## TASK INSTRUCTIONS
Reproduce all of the data that follows, character for character.

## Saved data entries
════

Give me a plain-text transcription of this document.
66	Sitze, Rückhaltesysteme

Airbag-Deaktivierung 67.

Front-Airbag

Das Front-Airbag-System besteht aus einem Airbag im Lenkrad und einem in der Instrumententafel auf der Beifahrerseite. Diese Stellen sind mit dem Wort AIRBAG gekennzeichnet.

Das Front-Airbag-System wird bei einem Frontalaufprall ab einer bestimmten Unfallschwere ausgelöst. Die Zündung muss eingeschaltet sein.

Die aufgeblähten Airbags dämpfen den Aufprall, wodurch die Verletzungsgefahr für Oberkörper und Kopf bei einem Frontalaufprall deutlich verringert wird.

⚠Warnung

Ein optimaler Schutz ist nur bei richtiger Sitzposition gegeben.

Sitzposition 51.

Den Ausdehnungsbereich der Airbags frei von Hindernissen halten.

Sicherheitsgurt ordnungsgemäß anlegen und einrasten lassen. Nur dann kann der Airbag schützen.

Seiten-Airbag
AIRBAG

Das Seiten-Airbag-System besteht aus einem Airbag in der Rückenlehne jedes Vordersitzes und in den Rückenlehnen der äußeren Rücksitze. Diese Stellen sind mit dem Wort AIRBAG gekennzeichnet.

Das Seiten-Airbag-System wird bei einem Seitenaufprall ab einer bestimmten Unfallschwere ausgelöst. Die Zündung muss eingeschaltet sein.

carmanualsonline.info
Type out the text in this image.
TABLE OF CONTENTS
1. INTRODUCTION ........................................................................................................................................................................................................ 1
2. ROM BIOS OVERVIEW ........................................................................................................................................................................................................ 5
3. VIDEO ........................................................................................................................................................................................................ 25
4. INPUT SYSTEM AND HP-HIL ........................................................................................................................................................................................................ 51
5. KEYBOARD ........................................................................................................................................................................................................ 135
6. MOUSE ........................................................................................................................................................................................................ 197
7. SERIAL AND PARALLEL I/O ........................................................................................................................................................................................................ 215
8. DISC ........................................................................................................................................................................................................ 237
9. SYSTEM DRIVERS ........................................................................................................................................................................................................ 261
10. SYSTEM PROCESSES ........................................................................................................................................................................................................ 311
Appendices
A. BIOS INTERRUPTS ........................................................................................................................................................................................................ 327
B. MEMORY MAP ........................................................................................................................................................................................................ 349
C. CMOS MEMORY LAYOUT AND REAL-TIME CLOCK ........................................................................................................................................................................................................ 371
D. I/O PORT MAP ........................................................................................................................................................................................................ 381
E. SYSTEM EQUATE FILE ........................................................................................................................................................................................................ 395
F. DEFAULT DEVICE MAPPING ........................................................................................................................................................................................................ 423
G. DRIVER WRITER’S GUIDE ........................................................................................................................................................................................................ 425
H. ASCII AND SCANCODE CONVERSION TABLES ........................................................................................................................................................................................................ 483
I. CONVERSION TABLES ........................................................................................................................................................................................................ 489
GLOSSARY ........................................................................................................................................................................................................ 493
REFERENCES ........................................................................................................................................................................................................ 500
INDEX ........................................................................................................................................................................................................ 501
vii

════

## TASK RESPONSE
Give me a plain-text transcription of this document.
66	Sitze, Rückhaltesysteme

Airbag-Deaktivierung 67.

Front-Airbag

Das Front-Airbag-System besteht aus einem Airbag im Lenkrad und einem in der Instrumententafel auf der Beifahrerseite. Diese Stellen sind mit dem Wort AIRBAG gekennzeichnet.

Das Front-Airbag-System wird bei einem Frontalaufprall ab einer bestimmten Unfallschwere ausgelöst. Die Zündung muss eingeschaltet sein.

Die aufgeblähten Airbags dämpfen den Aufprall, wodurch die Verletzungsgefahr für Oberkörper und Kopf bei einem Frontalaufprall deutlich verringert wird.

⚠Warnung

Ein optimaler Schutz ist nur bei richtiger Sitzposition gegeben.

Sitzposition 51.

Den Ausdehnungsbereich der Airbags frei von Hindernissen halten.

Sicherheitsgurt ordnungsgemäß anlegen und einrasten lassen. Nur dann kann der Airbag schützen.

Seiten-Airbag
AIRBAG

Das Seiten-Airbag-System besteht aus einem Airbag in der Rückenlehne jedes Vordersitzes und in den Rückenlehnen der äußeren Rücksitze. Diese Stellen sind mit dem Wort AIRBAG gekennzeichnet.

Das Seiten-Airbag-System wird bei einem Seitenaufprall ab einer bestimmten Unfallschwere ausgelöst. Die Zündung muss eingeschaltet sein.

carmanualsonline.info
Type out the text in this image.
TABLE OF CONTENTS
1. INTRODUCTION ........................................................................................................................................................................................................ 1
2. ROM BIOS OVERVIEW ........................................................................................................................................................................................................ 5
3. VIDEO ........................................................................................................................................................................................................ 25
4. INPUT SYSTEM AND HP-HIL ........................................................................................................................................................................................................ 51
5. KEYBOARD ........................................................................................................................................................................................................ 135
6. MOUSE ........................................................................................................................................................................................................ 197
7. SERIAL AND PARALLEL I/O ........................................................................................................................................................................................................ 215
8. DISC ........................................................................................................................................................................................................ 237
9. SYSTEM DRIVERS ........................................................................................................................................................................................................ 261
10. SYSTEM PROCESSES ........................................................................................................................................................................................................ 311
Appendices
A. BIOS INTERRUPTS ........................................................................................................................................................................................................ 327
B. MEMORY MAP ........................................................................................................................................................................................................ 349
C. CMOS MEMORY LAYOUT AND REAL-TIME CLOCK ........................................................................................................................................................................................................ 371
D. I/O PORT MAP ........................................................................................................................................................................................................ 381
E. SYSTEM EQUATE FILE ........................................................................................................................................................................................................ 395
F. DEFAULT DEVICE MAPPING ........................................................................................................................................................................................................ 423
G. DRIVER WRITER’S GUIDE ........................................................................................................................................................................................................ 425
H. ASCII AND SCANCODE CONVERSION TABLES ........................................................................................................................................................................................................ 483
I. CONVERSION TABLES ........................................................................................................................................................................................................ 489
GLOSSARY ........................................................................................................................................................................................................ 493
REFERENCES ........................................................................................................................................................................................................ 500
INDEX ........................................................................................................................................................................................................ 501
vii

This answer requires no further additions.